--- Record excerpts ---

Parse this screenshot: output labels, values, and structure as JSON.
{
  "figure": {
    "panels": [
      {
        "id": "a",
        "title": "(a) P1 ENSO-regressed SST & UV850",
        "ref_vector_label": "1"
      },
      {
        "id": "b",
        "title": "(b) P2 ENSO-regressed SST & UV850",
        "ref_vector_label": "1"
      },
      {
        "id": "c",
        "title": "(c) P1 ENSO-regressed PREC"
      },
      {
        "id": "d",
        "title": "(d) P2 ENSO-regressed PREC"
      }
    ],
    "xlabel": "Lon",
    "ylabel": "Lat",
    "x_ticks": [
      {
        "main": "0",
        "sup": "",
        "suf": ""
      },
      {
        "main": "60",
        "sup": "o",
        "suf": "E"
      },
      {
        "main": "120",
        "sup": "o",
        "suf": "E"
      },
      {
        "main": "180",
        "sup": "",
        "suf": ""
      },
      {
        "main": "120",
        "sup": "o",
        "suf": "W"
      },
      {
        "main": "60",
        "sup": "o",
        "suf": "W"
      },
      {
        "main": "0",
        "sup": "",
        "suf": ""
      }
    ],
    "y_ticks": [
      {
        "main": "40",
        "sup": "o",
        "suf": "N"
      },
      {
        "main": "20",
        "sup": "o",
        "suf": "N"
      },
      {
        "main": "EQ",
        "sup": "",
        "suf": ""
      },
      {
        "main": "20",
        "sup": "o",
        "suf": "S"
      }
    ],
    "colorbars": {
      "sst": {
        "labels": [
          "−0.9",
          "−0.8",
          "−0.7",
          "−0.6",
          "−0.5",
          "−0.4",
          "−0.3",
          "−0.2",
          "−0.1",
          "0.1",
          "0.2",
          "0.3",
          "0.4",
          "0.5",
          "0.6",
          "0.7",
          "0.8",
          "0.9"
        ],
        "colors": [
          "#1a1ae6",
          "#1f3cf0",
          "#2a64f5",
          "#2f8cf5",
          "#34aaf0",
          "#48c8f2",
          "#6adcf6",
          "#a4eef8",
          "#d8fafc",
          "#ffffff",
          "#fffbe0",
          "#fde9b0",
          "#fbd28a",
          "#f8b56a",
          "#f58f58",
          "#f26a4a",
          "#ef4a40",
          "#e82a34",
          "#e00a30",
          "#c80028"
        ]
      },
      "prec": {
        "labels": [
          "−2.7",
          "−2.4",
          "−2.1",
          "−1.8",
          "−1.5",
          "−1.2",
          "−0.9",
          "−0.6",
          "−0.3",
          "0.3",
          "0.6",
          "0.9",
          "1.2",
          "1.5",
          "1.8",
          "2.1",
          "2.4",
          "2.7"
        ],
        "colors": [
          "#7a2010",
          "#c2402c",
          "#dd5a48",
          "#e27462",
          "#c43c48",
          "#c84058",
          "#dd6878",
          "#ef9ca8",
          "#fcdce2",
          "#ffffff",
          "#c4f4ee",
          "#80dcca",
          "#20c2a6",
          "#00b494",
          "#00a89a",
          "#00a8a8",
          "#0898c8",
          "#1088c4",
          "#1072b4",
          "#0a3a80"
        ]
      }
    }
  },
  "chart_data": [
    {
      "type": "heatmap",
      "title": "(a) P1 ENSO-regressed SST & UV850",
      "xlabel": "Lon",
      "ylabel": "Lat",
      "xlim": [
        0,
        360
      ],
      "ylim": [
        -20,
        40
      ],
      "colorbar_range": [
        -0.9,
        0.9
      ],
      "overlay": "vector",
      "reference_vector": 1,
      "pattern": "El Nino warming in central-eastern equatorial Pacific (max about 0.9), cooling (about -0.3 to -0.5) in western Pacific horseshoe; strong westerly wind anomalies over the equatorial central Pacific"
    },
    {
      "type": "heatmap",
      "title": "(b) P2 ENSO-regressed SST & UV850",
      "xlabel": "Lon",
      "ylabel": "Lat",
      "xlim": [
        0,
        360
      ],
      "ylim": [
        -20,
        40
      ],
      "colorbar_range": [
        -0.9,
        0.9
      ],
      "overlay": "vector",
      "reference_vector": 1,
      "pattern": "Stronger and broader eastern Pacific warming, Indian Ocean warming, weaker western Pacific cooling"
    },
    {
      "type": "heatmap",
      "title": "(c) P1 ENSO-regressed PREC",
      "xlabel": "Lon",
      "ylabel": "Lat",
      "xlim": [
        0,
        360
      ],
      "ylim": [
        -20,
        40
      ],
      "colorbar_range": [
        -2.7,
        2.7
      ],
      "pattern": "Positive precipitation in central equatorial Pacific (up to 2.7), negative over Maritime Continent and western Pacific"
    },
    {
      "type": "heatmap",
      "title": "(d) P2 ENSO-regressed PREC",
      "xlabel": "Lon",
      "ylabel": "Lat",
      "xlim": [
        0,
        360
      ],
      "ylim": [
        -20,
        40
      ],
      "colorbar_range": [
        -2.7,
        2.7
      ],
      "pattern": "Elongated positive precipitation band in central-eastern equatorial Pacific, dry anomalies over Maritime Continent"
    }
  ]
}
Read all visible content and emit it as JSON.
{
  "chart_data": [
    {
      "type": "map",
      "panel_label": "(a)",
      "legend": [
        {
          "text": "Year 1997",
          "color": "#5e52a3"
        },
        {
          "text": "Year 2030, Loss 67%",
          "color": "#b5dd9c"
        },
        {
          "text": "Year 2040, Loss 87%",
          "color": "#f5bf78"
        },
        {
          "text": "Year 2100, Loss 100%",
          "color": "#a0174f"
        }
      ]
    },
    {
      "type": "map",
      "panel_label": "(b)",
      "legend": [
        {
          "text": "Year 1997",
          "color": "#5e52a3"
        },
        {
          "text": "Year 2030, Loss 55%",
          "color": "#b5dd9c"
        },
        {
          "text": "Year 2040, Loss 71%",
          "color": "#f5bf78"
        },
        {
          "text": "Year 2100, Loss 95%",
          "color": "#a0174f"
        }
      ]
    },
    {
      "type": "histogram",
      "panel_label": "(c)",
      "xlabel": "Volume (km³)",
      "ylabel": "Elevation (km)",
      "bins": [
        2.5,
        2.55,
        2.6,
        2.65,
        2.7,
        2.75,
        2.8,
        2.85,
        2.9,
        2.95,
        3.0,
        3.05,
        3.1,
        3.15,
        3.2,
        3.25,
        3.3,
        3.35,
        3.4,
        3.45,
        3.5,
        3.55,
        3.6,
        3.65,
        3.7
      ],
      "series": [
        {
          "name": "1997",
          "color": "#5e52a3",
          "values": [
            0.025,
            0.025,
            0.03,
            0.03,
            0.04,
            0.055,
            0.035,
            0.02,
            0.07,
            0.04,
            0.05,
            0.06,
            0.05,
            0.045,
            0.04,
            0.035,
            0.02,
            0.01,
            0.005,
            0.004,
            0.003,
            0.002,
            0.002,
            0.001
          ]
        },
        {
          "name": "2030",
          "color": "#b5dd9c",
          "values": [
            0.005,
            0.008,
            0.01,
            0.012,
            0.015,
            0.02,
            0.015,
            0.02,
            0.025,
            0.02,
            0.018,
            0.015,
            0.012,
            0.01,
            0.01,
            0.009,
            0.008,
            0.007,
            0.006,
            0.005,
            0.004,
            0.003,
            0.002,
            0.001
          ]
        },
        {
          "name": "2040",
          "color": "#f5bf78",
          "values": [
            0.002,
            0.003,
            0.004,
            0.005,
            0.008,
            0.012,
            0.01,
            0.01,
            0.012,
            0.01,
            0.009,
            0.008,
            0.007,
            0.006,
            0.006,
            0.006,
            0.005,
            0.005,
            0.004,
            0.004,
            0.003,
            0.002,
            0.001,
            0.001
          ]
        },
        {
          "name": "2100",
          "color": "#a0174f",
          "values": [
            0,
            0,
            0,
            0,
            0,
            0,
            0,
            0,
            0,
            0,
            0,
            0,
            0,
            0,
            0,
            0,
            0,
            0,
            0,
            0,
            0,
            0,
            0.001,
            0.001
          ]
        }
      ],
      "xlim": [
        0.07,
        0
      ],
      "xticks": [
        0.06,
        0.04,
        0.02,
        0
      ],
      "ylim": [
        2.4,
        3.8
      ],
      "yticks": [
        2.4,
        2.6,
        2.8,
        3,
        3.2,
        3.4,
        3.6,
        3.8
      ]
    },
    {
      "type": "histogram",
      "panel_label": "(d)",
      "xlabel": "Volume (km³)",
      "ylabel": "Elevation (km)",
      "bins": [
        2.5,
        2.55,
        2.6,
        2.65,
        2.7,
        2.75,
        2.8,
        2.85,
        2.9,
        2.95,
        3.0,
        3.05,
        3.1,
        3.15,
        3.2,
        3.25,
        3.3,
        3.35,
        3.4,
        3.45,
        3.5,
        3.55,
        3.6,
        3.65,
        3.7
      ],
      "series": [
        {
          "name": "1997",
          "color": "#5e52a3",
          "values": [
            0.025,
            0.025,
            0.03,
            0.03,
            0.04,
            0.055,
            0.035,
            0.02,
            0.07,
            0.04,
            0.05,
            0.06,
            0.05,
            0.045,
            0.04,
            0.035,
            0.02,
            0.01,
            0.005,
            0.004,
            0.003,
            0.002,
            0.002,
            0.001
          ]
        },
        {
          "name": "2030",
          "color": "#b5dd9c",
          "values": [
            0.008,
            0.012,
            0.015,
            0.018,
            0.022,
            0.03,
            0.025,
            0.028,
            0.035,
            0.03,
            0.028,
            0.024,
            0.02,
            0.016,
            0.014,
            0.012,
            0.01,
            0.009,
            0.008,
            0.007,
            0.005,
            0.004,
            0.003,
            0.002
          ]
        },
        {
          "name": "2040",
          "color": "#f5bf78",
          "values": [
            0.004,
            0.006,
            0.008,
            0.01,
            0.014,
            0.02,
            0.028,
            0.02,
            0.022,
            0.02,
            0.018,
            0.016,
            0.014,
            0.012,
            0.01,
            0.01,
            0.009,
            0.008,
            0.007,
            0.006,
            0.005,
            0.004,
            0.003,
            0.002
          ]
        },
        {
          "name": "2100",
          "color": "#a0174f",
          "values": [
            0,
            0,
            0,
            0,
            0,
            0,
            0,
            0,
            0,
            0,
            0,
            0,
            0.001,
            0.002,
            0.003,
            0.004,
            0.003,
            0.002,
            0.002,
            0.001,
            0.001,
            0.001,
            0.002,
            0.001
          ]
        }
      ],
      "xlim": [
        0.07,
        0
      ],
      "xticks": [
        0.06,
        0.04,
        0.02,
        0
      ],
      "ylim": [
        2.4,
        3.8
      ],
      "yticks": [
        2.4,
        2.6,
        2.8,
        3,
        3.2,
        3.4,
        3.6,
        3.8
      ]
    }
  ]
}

---

Instruction:
Search the entries for the word "title" and gather every line where it appears.

Output below:
        "title": "(a) P1 ENSO-regressed SST & UV850",
        "title": "(b) P2 ENSO-regressed SST & UV850",
        "title": "(c) P1 ENSO-regressed PREC"
        "title": "(d) P2 ENSO-regressed PREC"
      "title": "(a) P1 ENSO-regressed SST & UV850",
      "title": "(b) P2 ENSO-regressed SST & UV850",
      "title": "(c) P1 ENSO-regressed PREC",
      "title": "(d) P2 ENSO-regressed PREC",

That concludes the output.